# GIVEN INSTRUCTION
Copy nothing but the text: reproduce each line of the listing exactly and leave the pictures out.

# EXTRACTED RECORDS
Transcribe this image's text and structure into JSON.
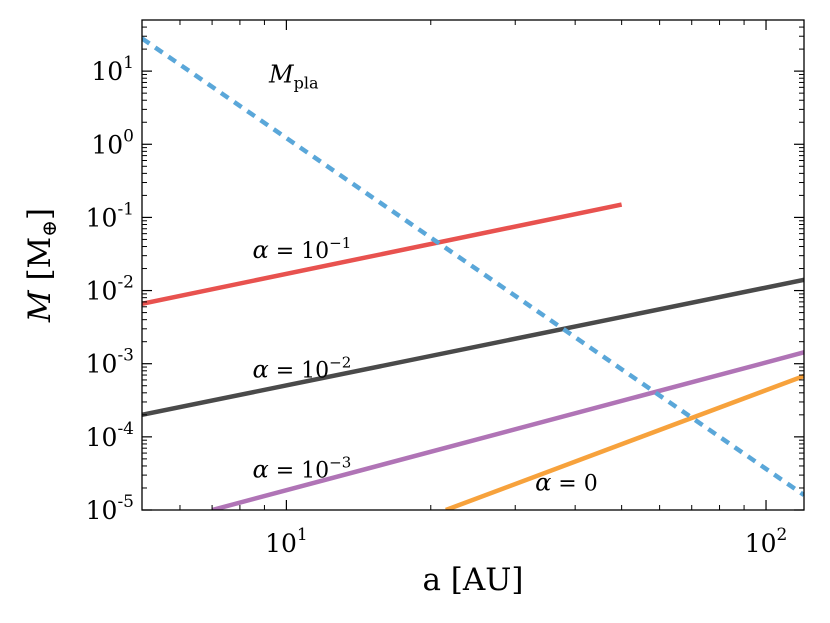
{
  "chart_data": {
    "type": "line",
    "xlabel": "a [AU]",
    "ylabel_main": "M",
    "ylabel_rest": " [M",
    "ylabel_sub": "⊕",
    "ylabel_close": "]",
    "xscale": "log",
    "yscale": "log",
    "xlim": [
      5,
      120
    ],
    "ylim": [
      1e-05,
      50
    ],
    "grid": false,
    "x_ticks": [
      {
        "value": 10,
        "base": "10",
        "exp": "1"
      },
      {
        "value": 100,
        "base": "10",
        "exp": "2"
      }
    ],
    "y_ticks": [
      {
        "value": 1e-05,
        "base": "10",
        "exp": "-5"
      },
      {
        "value": 0.0001,
        "base": "10",
        "exp": "-4"
      },
      {
        "value": 0.001,
        "base": "10",
        "exp": "-3"
      },
      {
        "value": 0.01,
        "base": "10",
        "exp": "-2"
      },
      {
        "value": 0.1,
        "base": "10",
        "exp": "-1"
      },
      {
        "value": 1,
        "base": "10",
        "exp": "0"
      },
      {
        "value": 10,
        "base": "10",
        "exp": "1"
      }
    ],
    "series": [
      {
        "label_main": "α",
        "label_eq": " = ",
        "label_base": "10",
        "label_exp": "−1",
        "color": "#e8524f",
        "style": "solid",
        "x": [
          5,
          50
        ],
        "y": [
          0.0066,
          0.15
        ],
        "label_at": [
          8.5,
          0.028
        ]
      },
      {
        "label_main": "α",
        "label_eq": " = ",
        "label_base": "10",
        "label_exp": "−2",
        "color": "#4a4a4a",
        "style": "solid",
        "x": [
          5,
          120
        ],
        "y": [
          0.0002,
          0.014
        ],
        "label_at": [
          8.5,
          0.00065
        ]
      },
      {
        "label_main": "α",
        "label_eq": " = ",
        "label_base": "10",
        "label_exp": "−3",
        "color": "#b074b6",
        "style": "solid",
        "x": [
          7,
          120
        ],
        "y": [
          1e-05,
          0.00143
        ],
        "label_at": [
          8.5,
          2.8e-05
        ]
      },
      {
        "label_main": "α",
        "label_eq": " = ",
        "label_base": "0",
        "label_exp": "",
        "color": "#f7a23c",
        "style": "solid",
        "x": [
          21.5,
          120
        ],
        "y": [
          1e-05,
          0.00068
        ],
        "label_at": [
          33,
          1.85e-05
        ]
      },
      {
        "label_main": "M",
        "label_sub": "pla",
        "color": "#5aa7d9",
        "style": "dashed",
        "x": [
          5,
          120
        ],
        "y": [
          28,
          1.6e-05
        ],
        "label_at": [
          9.2,
          7
        ]
      }
    ]
  }
}
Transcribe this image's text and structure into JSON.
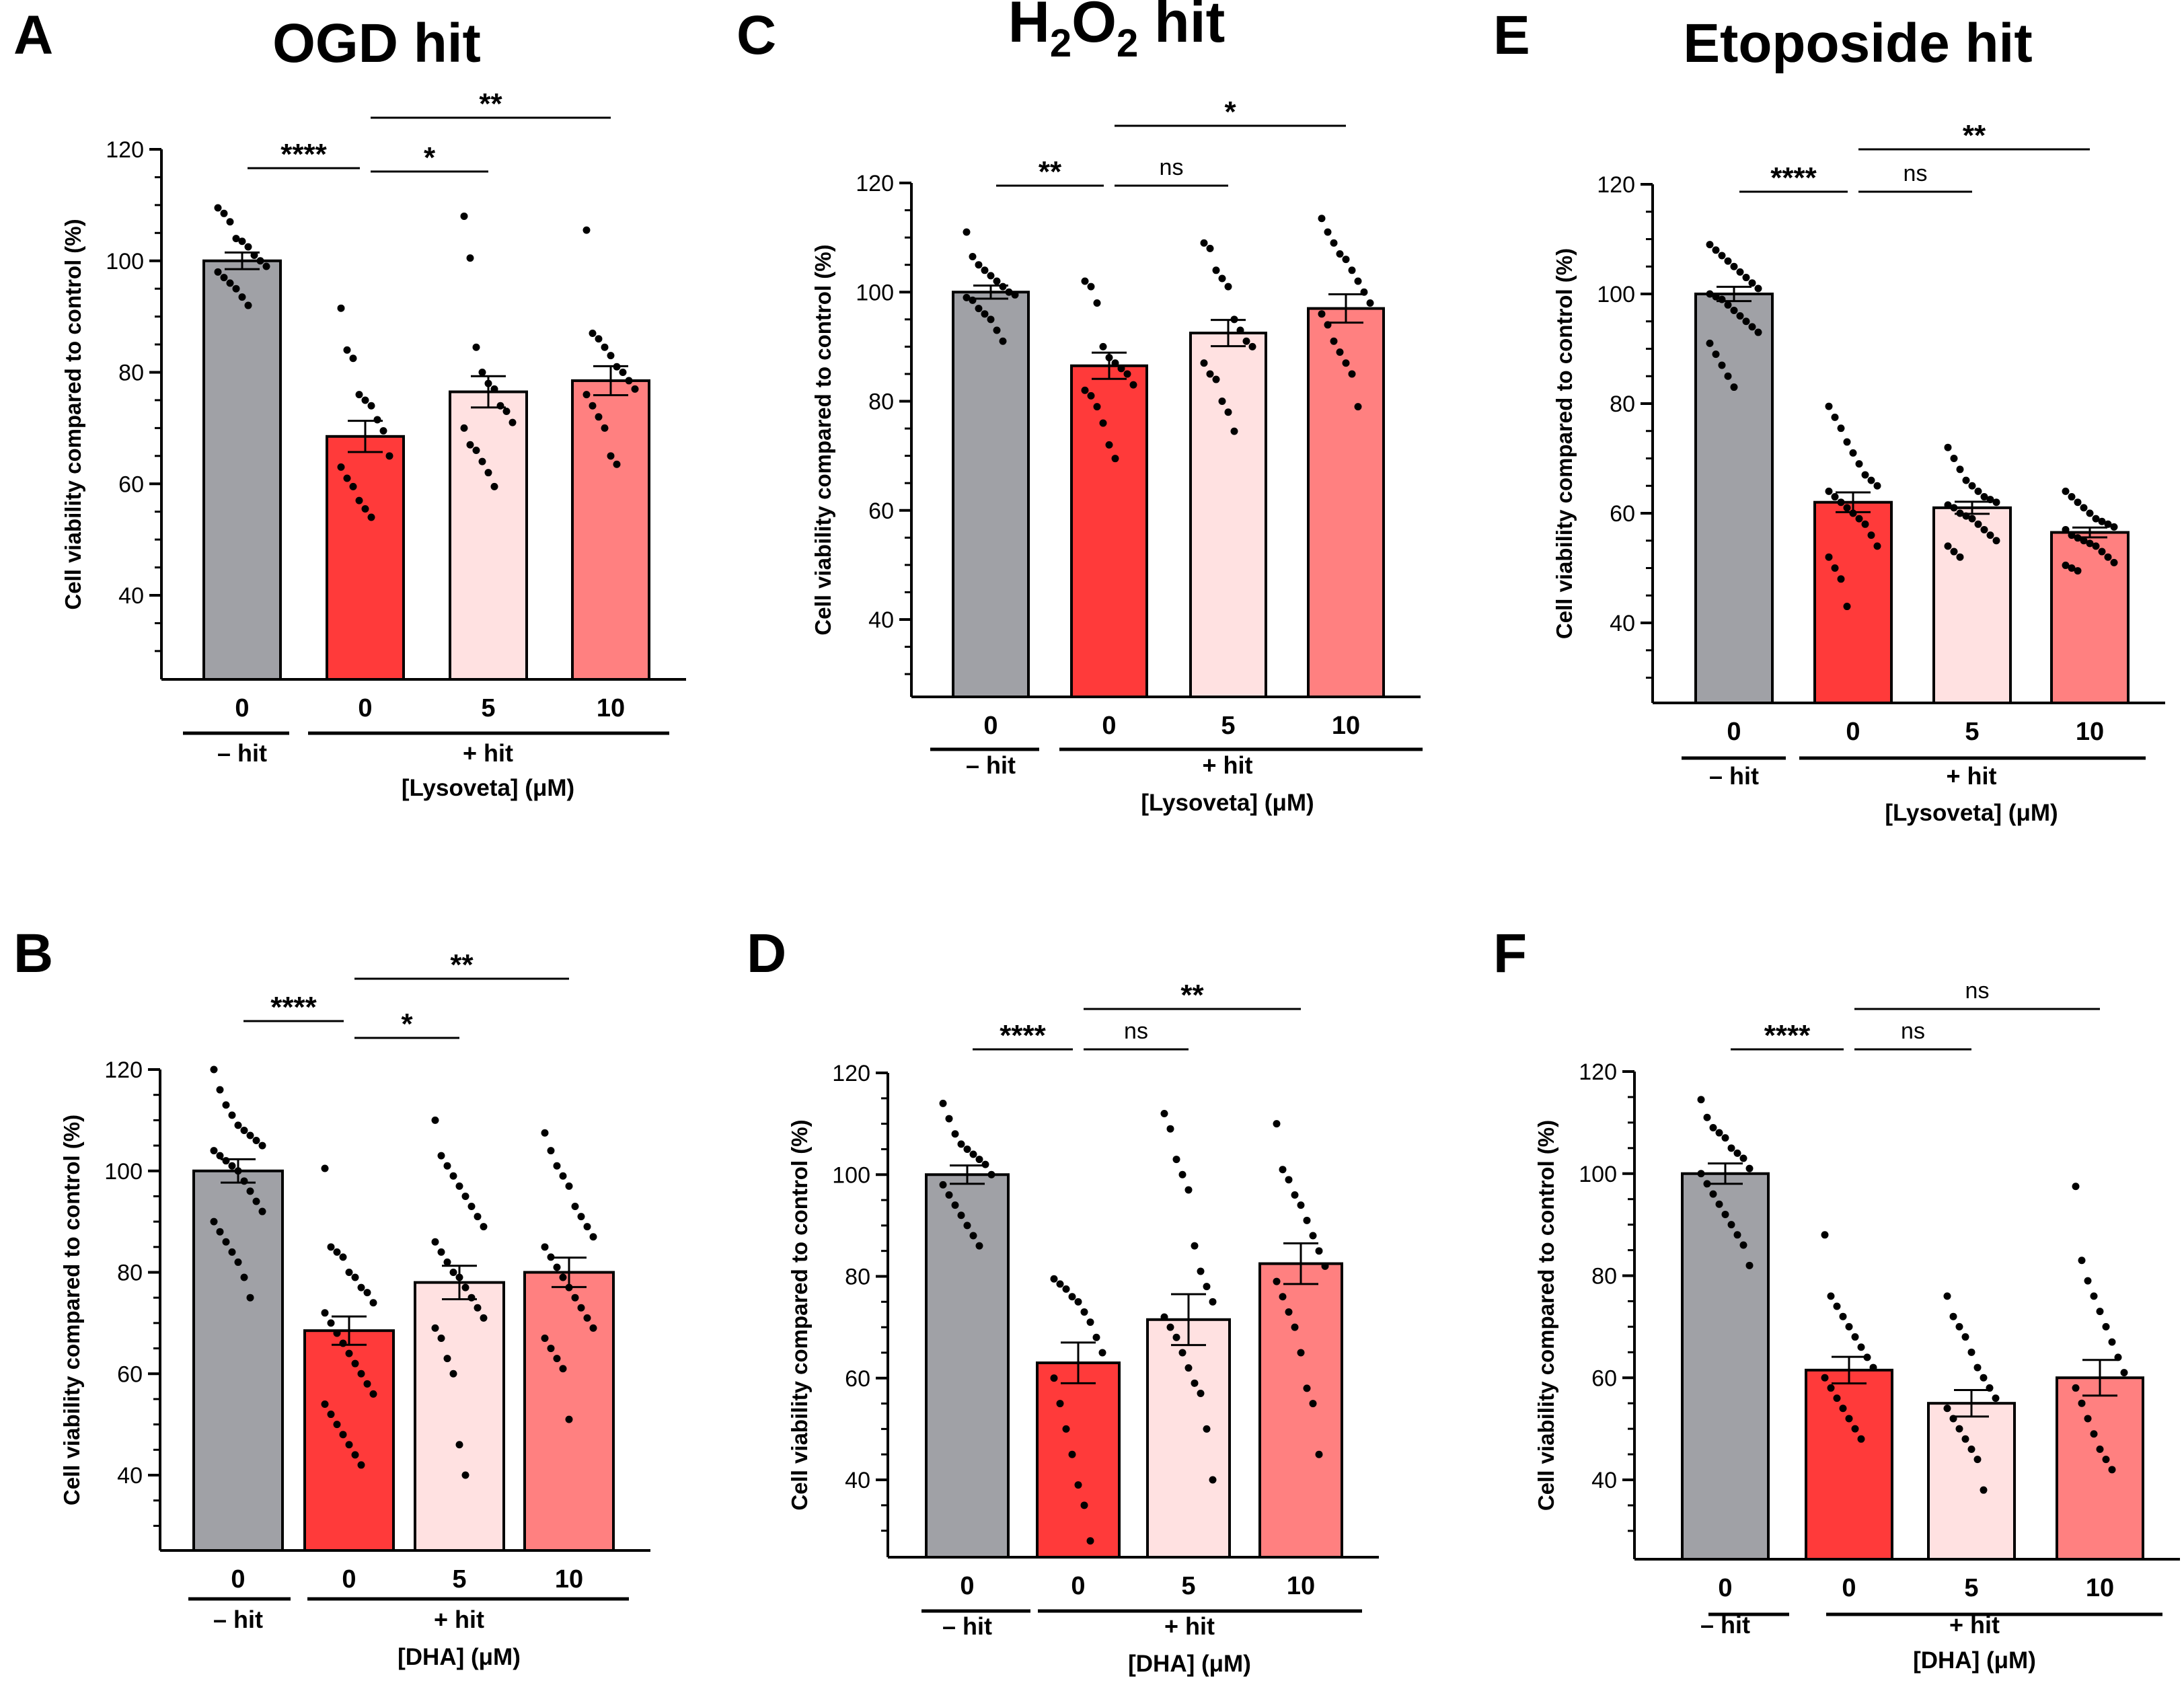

# EXERCISE RESPONSE
Transcribe this image's text and structure into JSON.
{
  "chart_data": {
    "type": "line",
    "xlabel": "a [AU]",
    "ylabel_main": "M",
    "ylabel_rest": " [M",
    "ylabel_sub": "⊕",
    "ylabel_close": "]",
    "xscale": "log",
    "yscale": "log",
    "xlim": [
      5,
      120
    ],
    "ylim": [
      1e-05,
      50
    ],
    "grid": false,
    "x_ticks": [
      {
        "value": 10,
        "base": "10",
        "exp": "1"
      },
      {
        "value": 100,
        "base": "10",
        "exp": "2"
      }
    ],
    "y_ticks": [
      {
        "value": 1e-05,
        "base": "10",
        "exp": "-5"
      },
      {
        "value": 0.0001,
        "base": "10",
        "exp": "-4"
      },
      {
        "value": 0.001,
        "base": "10",
        "exp": "-3"
      },
      {
        "value": 0.01,
        "base": "10",
        "exp": "-2"
      },
      {
        "value": 0.1,
        "base": "10",
        "exp": "-1"
      },
      {
        "value": 1,
        "base": "10",
        "exp": "0"
      },
      {
        "value": 10,
        "base": "10",
        "exp": "1"
      }
    ],
    "series": [
      {
        "label_main": "α",
        "label_eq": " = ",
        "label_base": "10",
        "label_exp": "−1",
        "color": "#e8524f",
        "style": "solid",
        "x": [
          5,
          50
        ],
        "y": [
          0.0066,
          0.15
        ],
        "label_at": [
          8.5,
          0.028
        ]
      },
      {
        "label_main": "α",
        "label_eq": " = ",
        "label_base": "10",
        "label_exp": "−2",
        "color": "#4a4a4a",
        "style": "solid",
        "x": [
          5,
          120
        ],
        "y": [
          0.0002,
          0.014
        ],
        "label_at": [
          8.5,
          0.00065
        ]
      },
      {
        "label_main": "α",
        "label_eq": " = ",
        "label_base": "10",
        "label_exp": "−3",
        "color": "#b074b6",
        "style": "solid",
        "x": [
          7,
          120
        ],
        "y": [
          1e-05,
          0.00143
        ],
        "label_at": [
          8.5,
          2.8e-05
        ]
      },
      {
        "label_main": "α",
        "label_eq": " = ",
        "label_base": "0",
        "label_exp": "",
        "color": "#f7a23c",
        "style": "solid",
        "x": [
          21.5,
          120
        ],
        "y": [
          1e-05,
          0.00068
        ],
        "label_at": [
          33,
          1.85e-05
        ]
      },
      {
        "label_main": "M",
        "label_sub": "pla",
        "color": "#5aa7d9",
        "style": "dashed",
        "x": [
          5,
          120
        ],
        "y": [
          28,
          1.6e-05
        ],
        "label_at": [
          9.2,
          7
        ]
      }
    ]
  }
}
Transcribe this image's text and structure into JSON.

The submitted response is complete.